## [Set task]
Transcribe each record exactly. Include every one.

## [Provided data]

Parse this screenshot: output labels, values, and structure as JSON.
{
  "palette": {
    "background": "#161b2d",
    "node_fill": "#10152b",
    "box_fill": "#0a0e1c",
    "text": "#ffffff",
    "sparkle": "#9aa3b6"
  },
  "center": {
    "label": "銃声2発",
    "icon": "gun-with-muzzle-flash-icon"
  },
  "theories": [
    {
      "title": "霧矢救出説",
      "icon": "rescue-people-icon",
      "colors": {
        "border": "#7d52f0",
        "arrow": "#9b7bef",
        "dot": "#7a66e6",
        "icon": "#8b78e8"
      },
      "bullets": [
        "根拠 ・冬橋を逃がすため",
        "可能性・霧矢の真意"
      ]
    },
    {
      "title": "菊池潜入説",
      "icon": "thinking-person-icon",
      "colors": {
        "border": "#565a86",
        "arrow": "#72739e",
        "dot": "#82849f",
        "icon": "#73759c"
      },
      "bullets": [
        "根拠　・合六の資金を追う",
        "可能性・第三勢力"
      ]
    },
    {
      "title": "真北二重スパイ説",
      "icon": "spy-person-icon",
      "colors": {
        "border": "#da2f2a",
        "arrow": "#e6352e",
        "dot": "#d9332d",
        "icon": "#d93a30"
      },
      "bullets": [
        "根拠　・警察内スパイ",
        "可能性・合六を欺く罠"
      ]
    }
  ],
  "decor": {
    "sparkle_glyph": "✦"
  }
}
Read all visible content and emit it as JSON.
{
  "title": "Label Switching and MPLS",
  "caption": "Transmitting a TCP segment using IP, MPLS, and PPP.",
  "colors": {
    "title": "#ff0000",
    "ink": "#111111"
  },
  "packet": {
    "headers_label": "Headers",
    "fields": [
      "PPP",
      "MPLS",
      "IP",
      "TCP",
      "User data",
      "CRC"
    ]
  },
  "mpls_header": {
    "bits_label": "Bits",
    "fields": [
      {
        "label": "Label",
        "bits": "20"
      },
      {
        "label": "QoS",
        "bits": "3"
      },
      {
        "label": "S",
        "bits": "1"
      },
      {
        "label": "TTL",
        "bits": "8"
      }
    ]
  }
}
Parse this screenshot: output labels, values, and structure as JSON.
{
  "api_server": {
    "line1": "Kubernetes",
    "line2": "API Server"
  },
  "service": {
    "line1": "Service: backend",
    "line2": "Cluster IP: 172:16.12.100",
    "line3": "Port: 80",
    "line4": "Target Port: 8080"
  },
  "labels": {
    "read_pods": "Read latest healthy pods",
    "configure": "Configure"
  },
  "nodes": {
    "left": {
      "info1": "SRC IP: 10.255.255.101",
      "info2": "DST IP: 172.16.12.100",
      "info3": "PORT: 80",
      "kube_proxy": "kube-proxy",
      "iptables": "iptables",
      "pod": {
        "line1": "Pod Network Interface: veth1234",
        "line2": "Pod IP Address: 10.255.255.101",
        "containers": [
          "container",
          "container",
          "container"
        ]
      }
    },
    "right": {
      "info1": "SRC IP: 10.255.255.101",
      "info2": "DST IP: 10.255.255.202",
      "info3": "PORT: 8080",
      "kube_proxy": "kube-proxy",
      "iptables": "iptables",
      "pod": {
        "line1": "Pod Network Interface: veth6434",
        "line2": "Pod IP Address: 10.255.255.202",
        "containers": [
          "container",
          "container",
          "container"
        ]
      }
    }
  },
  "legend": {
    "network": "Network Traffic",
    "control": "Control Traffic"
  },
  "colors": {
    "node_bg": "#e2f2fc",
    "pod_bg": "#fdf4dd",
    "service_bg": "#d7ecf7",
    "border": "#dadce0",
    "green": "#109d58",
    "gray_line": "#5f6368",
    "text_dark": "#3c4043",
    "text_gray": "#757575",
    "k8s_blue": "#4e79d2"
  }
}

## [Written answer]
Parse this screenshot: output labels, values, and structure as JSON.
{
  "palette": {
    "background": "#161b2d",
    "node_fill": "#10152b",
    "box_fill": "#0a0e1c",
    "text": "#ffffff",
    "sparkle": "#9aa3b6"
  },
  "center": {
    "label": "銃声2発",
    "icon": "gun-with-muzzle-flash-icon"
  },
  "theories": [
    {
      "title": "霧矢救出説",
      "icon": "rescue-people-icon",
      "colors": {
        "border": "#7d52f0",
        "arrow": "#9b7bef",
        "dot": "#7a66e6",
        "icon": "#8b78e8"
      },
      "bullets": [
        "根拠 ・冬橋を逃がすため",
        "可能性・霧矢の真意"
      ]
    },
    {
      "title": "菊池潜入説",
      "icon": "thinking-person-icon",
      "colors": {
        "border": "#565a86",
        "arrow": "#72739e",
        "dot": "#82849f",
        "icon": "#73759c"
      },
      "bullets": [
        "根拠　・合六の資金を追う",
        "可能性・第三勢力"
      ]
    },
    {
      "title": "真北二重スパイ説",
      "icon": "spy-person-icon",
      "colors": {
        "border": "#da2f2a",
        "arrow": "#e6352e",
        "dot": "#d9332d",
        "icon": "#d93a30"
      },
      "bullets": [
        "根拠　・警察内スパイ",
        "可能性・合六を欺く罠"
      ]
    }
  ],
  "decor": {
    "sparkle_glyph": "✦"
  }
}
Read all visible content and emit it as JSON.
{
  "title": "Label Switching and MPLS",
  "caption": "Transmitting a TCP segment using IP, MPLS, and PPP.",
  "colors": {
    "title": "#ff0000",
    "ink": "#111111"
  },
  "packet": {
    "headers_label": "Headers",
    "fields": [
      "PPP",
      "MPLS",
      "IP",
      "TCP",
      "User data",
      "CRC"
    ]
  },
  "mpls_header": {
    "bits_label": "Bits",
    "fields": [
      {
        "label": "Label",
        "bits": "20"
      },
      {
        "label": "QoS",
        "bits": "3"
      },
      {
        "label": "S",
        "bits": "1"
      },
      {
        "label": "TTL",
        "bits": "8"
      }
    ]
  }
}
Parse this screenshot: output labels, values, and structure as JSON.
{
  "api_server": {
    "line1": "Kubernetes",
    "line2": "API Server"
  },
  "service": {
    "line1": "Service: backend",
    "line2": "Cluster IP: 172:16.12.100",
    "line3": "Port: 80",
    "line4": "Target Port: 8080"
  },
  "labels": {
    "read_pods": "Read latest healthy pods",
    "configure": "Configure"
  },
  "nodes": {
    "left": {
      "info1": "SRC IP: 10.255.255.101",
      "info2": "DST IP: 172.16.12.100",
      "info3": "PORT: 80",
      "kube_proxy": "kube-proxy",
      "iptables": "iptables",
      "pod": {
        "line1": "Pod Network Interface: veth1234",
        "line2": "Pod IP Address: 10.255.255.101",
        "containers": [
          "container",
          "container",
          "container"
        ]
      }
    },
    "right": {
      "info1": "SRC IP: 10.255.255.101",
      "info2": "DST IP: 10.255.255.202",
      "info3": "PORT: 8080",
      "kube_proxy": "kube-proxy",
      "iptables": "iptables",
      "pod": {
        "line1": "Pod Network Interface: veth6434",
        "line2": "Pod IP Address: 10.255.255.202",
        "containers": [
          "container",
          "container",
          "container"
        ]
      }
    }
  },
  "legend": {
    "network": "Network Traffic",
    "control": "Control Traffic"
  },
  "colors": {
    "node_bg": "#e2f2fc",
    "pod_bg": "#fdf4dd",
    "service_bg": "#d7ecf7",
    "border": "#dadce0",
    "green": "#109d58",
    "gray_line": "#5f6368",
    "text_dark": "#3c4043",
    "text_gray": "#757575",
    "k8s_blue": "#4e79d2"
  }
}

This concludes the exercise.